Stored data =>
______

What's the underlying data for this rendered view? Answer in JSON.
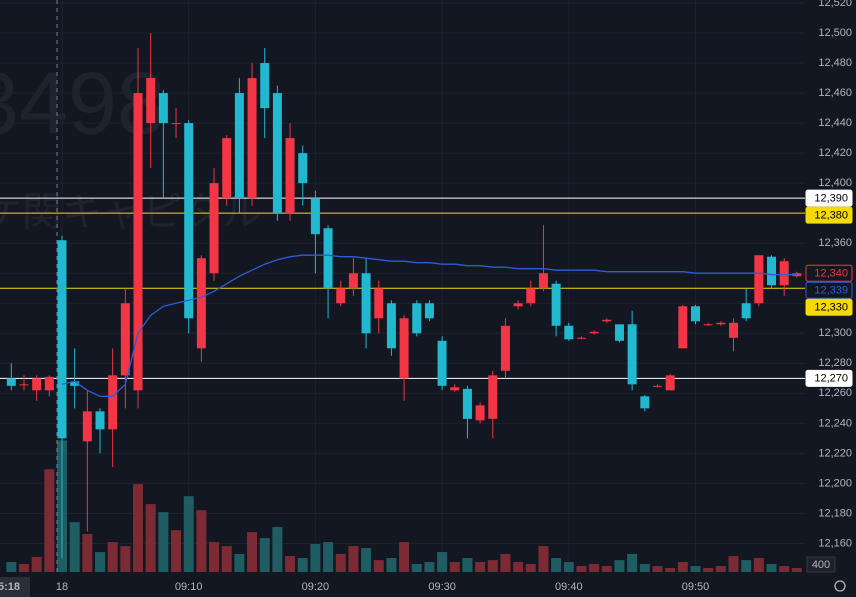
{
  "chart_data": {
    "type": "candlestick",
    "watermark": [
      "3498",
      "ケ関キャピタル"
    ],
    "categories": [
      null,
      null,
      null,
      null,
      "18",
      null,
      null,
      null,
      null,
      null,
      null,
      null,
      null,
      null,
      "09:10",
      null,
      null,
      null,
      null,
      null,
      null,
      null,
      null,
      null,
      "09:20",
      null,
      null,
      null,
      null,
      null,
      null,
      null,
      null,
      null,
      "09:30",
      null,
      null,
      null,
      null,
      null,
      null,
      null,
      null,
      null,
      "09:40",
      null,
      null,
      null,
      null,
      null,
      null,
      null,
      null,
      null,
      "09:50",
      null,
      null,
      null,
      null,
      null,
      null,
      null,
      null
    ],
    "open": [
      12270,
      12266,
      12262,
      12262,
      12362,
      12268,
      12228,
      12248,
      12236,
      12272,
      12262,
      12440,
      12460,
      12440,
      12440,
      12290,
      12340,
      12390,
      12460,
      12390,
      12480,
      12460,
      12380,
      12420,
      12390,
      12370,
      12320,
      12330,
      12340,
      12310,
      12320,
      12270,
      12320,
      12320,
      12295,
      12262,
      12263,
      12242,
      12243,
      12275,
      12318,
      12320,
      12330,
      12333,
      12305,
      12297,
      12300,
      12308,
      12306,
      12306,
      12258,
      12265,
      12262,
      12290,
      12318,
      12306,
      12306,
      12297,
      12320,
      12320,
      12351,
      12332,
      12338
    ],
    "high": [
      12280,
      12272,
      12272,
      12272,
      12365,
      12290,
      12262,
      12250,
      12290,
      12330,
      12490,
      12500,
      12462,
      12450,
      12442,
      12352,
      12410,
      12432,
      12470,
      12480,
      12490,
      12465,
      12440,
      12425,
      12395,
      12372,
      12335,
      12350,
      12350,
      12335,
      12322,
      12312,
      12322,
      12322,
      12298,
      12266,
      12265,
      12254,
      12275,
      12310,
      12322,
      12335,
      12372,
      12335,
      12307,
      12298,
      12302,
      12310,
      12306,
      12315,
      12259,
      12266,
      12273,
      12319,
      12319,
      12307,
      12308,
      12310,
      12330,
      12352,
      12352,
      12350,
      12341
    ],
    "low": [
      12262,
      12262,
      12255,
      12258,
      12150,
      12250,
      12168,
      12220,
      12211,
      12250,
      12250,
      12410,
      12390,
      12430,
      12300,
      12281,
      12335,
      12385,
      12380,
      12385,
      12430,
      12375,
      12375,
      12385,
      12340,
      12310,
      12318,
      12325,
      12290,
      12300,
      12285,
      12255,
      12298,
      12308,
      12262,
      12261,
      12230,
      12240,
      12230,
      12270,
      12316,
      12318,
      12328,
      12298,
      12295,
      12296,
      12299,
      12307,
      12294,
      12262,
      12248,
      12264,
      12262,
      12290,
      12306,
      12305,
      12305,
      12288,
      12308,
      12318,
      12330,
      12325,
      12337
    ],
    "close": [
      12265,
      12266,
      12270,
      12271,
      12230,
      12265,
      12248,
      12236,
      12272,
      12320,
      12460,
      12470,
      12440,
      12440,
      12310,
      12350,
      12400,
      12430,
      12390,
      12470,
      12450,
      12380,
      12430,
      12400,
      12366,
      12330,
      12330,
      12340,
      12300,
      12330,
      12290,
      12310,
      12300,
      12310,
      12265,
      12264,
      12243,
      12252,
      12272,
      12305,
      12320,
      12330,
      12340,
      12305,
      12296,
      12297,
      12301,
      12309,
      12295,
      12266,
      12250,
      12265,
      12272,
      12318,
      12308,
      12306,
      12307,
      12307,
      12310,
      12352,
      12332,
      12348,
      12340
    ],
    "volume": [
      570,
      460,
      860,
      5870,
      7520,
      2850,
      2170,
      1140,
      1710,
      1480,
      5020,
      3880,
      3420,
      2390,
      4330,
      3530,
      1710,
      1480,
      1030,
      2280,
      1940,
      2570,
      910,
      800,
      1600,
      1710,
      1030,
      1480,
      1370,
      680,
      800,
      1710,
      460,
      570,
      1140,
      570,
      800,
      570,
      680,
      1030,
      570,
      460,
      1480,
      800,
      570,
      340,
      460,
      340,
      680,
      1030,
      460,
      340,
      230,
      570,
      340,
      230,
      340,
      910,
      680,
      800,
      460,
      340,
      230
    ],
    "vwap": [
      null,
      null,
      null,
      null,
      12266,
      12268,
      12262,
      12258,
      12258,
      12266,
      12300,
      12312,
      12318,
      12320,
      12322,
      12324,
      12328,
      12333,
      12338,
      12342,
      12346,
      12349,
      12351,
      12352,
      12352,
      12352,
      12351,
      12351,
      12350,
      12349,
      12348,
      12348,
      12347,
      12347,
      12346,
      12346,
      12345,
      12345,
      12344,
      12344,
      12343,
      12343,
      12343,
      12342,
      12342,
      12342,
      12342,
      12341,
      12341,
      12341,
      12341,
      12341,
      12341,
      12341,
      12340,
      12340,
      12340,
      12340,
      12340,
      12340,
      12339,
      12339,
      12339
    ],
    "up_color": "#f23645",
    "down_color": "#22b8cf",
    "up_volume_color": "#7c2b35",
    "down_volume_color": "#1f5d62",
    "vwap_color": "#2f5bd8",
    "ylim": [
      12139,
      12522
    ],
    "yticks": [
      {
        "value": 12160,
        "label": "12,160"
      },
      {
        "value": 12180,
        "label": "12,180"
      },
      {
        "value": 12200,
        "label": "12,200"
      },
      {
        "value": 12220,
        "label": "12,220"
      },
      {
        "value": 12240,
        "label": "12,240"
      },
      {
        "value": 12260,
        "label": "12,260"
      },
      {
        "value": 12280,
        "label": "12,280"
      },
      {
        "value": 12300,
        "label": "12,300"
      },
      {
        "value": 12320,
        "label": "12,320"
      },
      {
        "value": 12340,
        "label": "12,340"
      },
      {
        "value": 12360,
        "label": "12,360"
      },
      {
        "value": 12380,
        "label": "12,380"
      },
      {
        "value": 12400,
        "label": "12,400"
      },
      {
        "value": 12420,
        "label": "12,420"
      },
      {
        "value": 12440,
        "label": "12,440"
      },
      {
        "value": 12460,
        "label": "12,460"
      },
      {
        "value": 12480,
        "label": "12,480"
      },
      {
        "value": 12500,
        "label": "12,500"
      },
      {
        "value": 12520,
        "label": "12,520"
      }
    ],
    "volume_ylim": [
      0,
      8000
    ],
    "volume_ticks": [
      400
    ],
    "grid": true,
    "levels": [
      {
        "value": 12390,
        "label": "12,390",
        "color": "#ffffff"
      },
      {
        "value": 12380,
        "label": "12,380",
        "color": "#f5d90a"
      },
      {
        "value": 12330,
        "label": "12,330",
        "color": "#f5d90a"
      },
      {
        "value": 12270,
        "label": "12,270",
        "color": "#ffffff"
      }
    ],
    "price_tags": [
      {
        "value": 12340,
        "label": "12,340",
        "color": "#f23645"
      },
      {
        "value": 12339,
        "label": "12,339",
        "color": "#2f5bd8"
      }
    ],
    "crosshair_label": "5:18"
  }
}
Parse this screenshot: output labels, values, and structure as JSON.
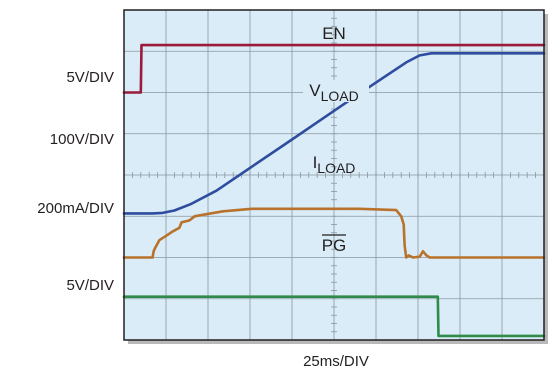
{
  "chart_data": {
    "type": "line",
    "title": "",
    "xlabel": "25ms/DIV",
    "time_per_div_ms": 25,
    "x_divisions": 10,
    "y_divisions": 8,
    "grid": true,
    "colors": {
      "background": "#d9ecf7",
      "grid": "#8a97a2",
      "frame": "#231f20",
      "EN": "#9b1b3a",
      "VLOAD": "#2f4d9e",
      "ILOAD": "#b8722c",
      "PG": "#2e8b4a"
    },
    "scale_labels": [
      "5V/DIV",
      "100V/DIV",
      "200mA/DIV",
      "5V/DIV"
    ],
    "series": [
      {
        "key": "EN",
        "name": "EN",
        "name_sub": "",
        "overline": false,
        "color": "#9b1b3a",
        "x_ms": [
          0,
          10.0,
          10.4,
          250
        ],
        "y_div": [
          6.0,
          6.0,
          7.15,
          7.15
        ]
      },
      {
        "key": "VLOAD",
        "name": "V",
        "name_sub": "LOAD",
        "overline": false,
        "color": "#2f4d9e",
        "x_ms": [
          0,
          17,
          23,
          30,
          40,
          55,
          100,
          140,
          168,
          176,
          183,
          250
        ],
        "y_div": [
          3.07,
          3.07,
          3.08,
          3.14,
          3.3,
          3.62,
          4.86,
          5.97,
          6.73,
          6.9,
          6.95,
          6.95
        ]
      },
      {
        "key": "ILOAD",
        "name": "I",
        "name_sub": "LOAD",
        "overline": false,
        "color": "#b8722c",
        "x_ms": [
          0,
          17,
          17.6,
          18.5,
          21,
          26,
          28.5,
          33,
          34.2,
          39,
          42,
          49,
          59,
          76,
          95,
          140,
          162,
          165,
          166.5,
          167,
          168,
          169.5,
          172,
          176,
          178,
          180,
          182,
          185,
          190,
          250
        ],
        "y_div": [
          2.0,
          2.0,
          2.15,
          2.23,
          2.42,
          2.55,
          2.62,
          2.72,
          2.85,
          2.9,
          3.0,
          3.05,
          3.12,
          3.18,
          3.18,
          3.18,
          3.15,
          3.0,
          2.8,
          2.3,
          2.0,
          2.05,
          2.0,
          2.02,
          2.15,
          2.05,
          2.0,
          2.0,
          2.0,
          2.0
        ]
      },
      {
        "key": "PG",
        "name": "PG",
        "name_sub": "",
        "overline": true,
        "color": "#2e8b4a",
        "x_ms": [
          0,
          186.8,
          187.2,
          250
        ],
        "y_div": [
          1.05,
          1.05,
          0.1,
          0.1
        ]
      }
    ]
  }
}
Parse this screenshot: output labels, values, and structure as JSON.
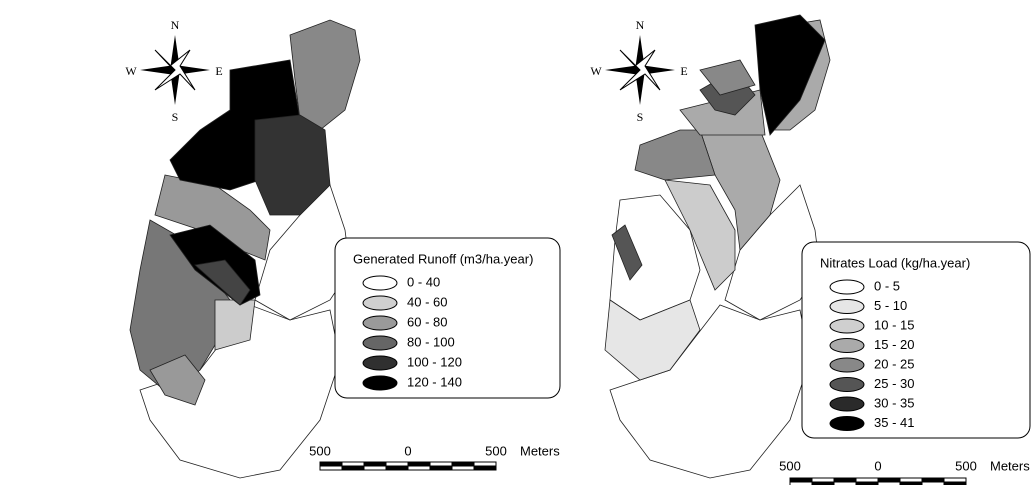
{
  "maps": [
    {
      "compass": {
        "n": "N",
        "s": "S",
        "w": "W",
        "e": "E"
      },
      "legend": {
        "title": "Generated Runoff (m3/ha.year)",
        "classes": [
          {
            "label": "0 - 40",
            "color": "#ffffff"
          },
          {
            "label": "40 - 60",
            "color": "#d0d0d0"
          },
          {
            "label": "60 - 80",
            "color": "#9a9a9a"
          },
          {
            "label": "80 - 100",
            "color": "#666666"
          },
          {
            "label": "100 - 120",
            "color": "#303030"
          },
          {
            "label": "120 - 140",
            "color": "#000000"
          }
        ]
      },
      "scale": {
        "labels": [
          "500",
          "0",
          "500"
        ],
        "unit": "Meters"
      }
    },
    {
      "compass": {
        "n": "N",
        "s": "S",
        "w": "W",
        "e": "E"
      },
      "legend": {
        "title": "Nitrates Load (kg/ha.year)",
        "classes": [
          {
            "label": "0 - 5",
            "color": "#ffffff"
          },
          {
            "label": "5 - 10",
            "color": "#e6e6e6"
          },
          {
            "label": "10 - 15",
            "color": "#cfcfcf"
          },
          {
            "label": "15 - 20",
            "color": "#aaaaaa"
          },
          {
            "label": "20 - 25",
            "color": "#888888"
          },
          {
            "label": "25 - 30",
            "color": "#555555"
          },
          {
            "label": "30 - 35",
            "color": "#2a2a2a"
          },
          {
            "label": "35 - 41",
            "color": "#000000"
          }
        ]
      },
      "scale": {
        "labels": [
          "500",
          "0",
          "500"
        ],
        "unit": "Meters"
      }
    }
  ]
}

______

What is being asked => Look through the data above. Find each line with the string "title" and copy it.

Task answer =>
    "title": "",
        "title": "Generated Runoff (m3/ha.year)",
        "title": "Nitrates Load (kg/ha.year)",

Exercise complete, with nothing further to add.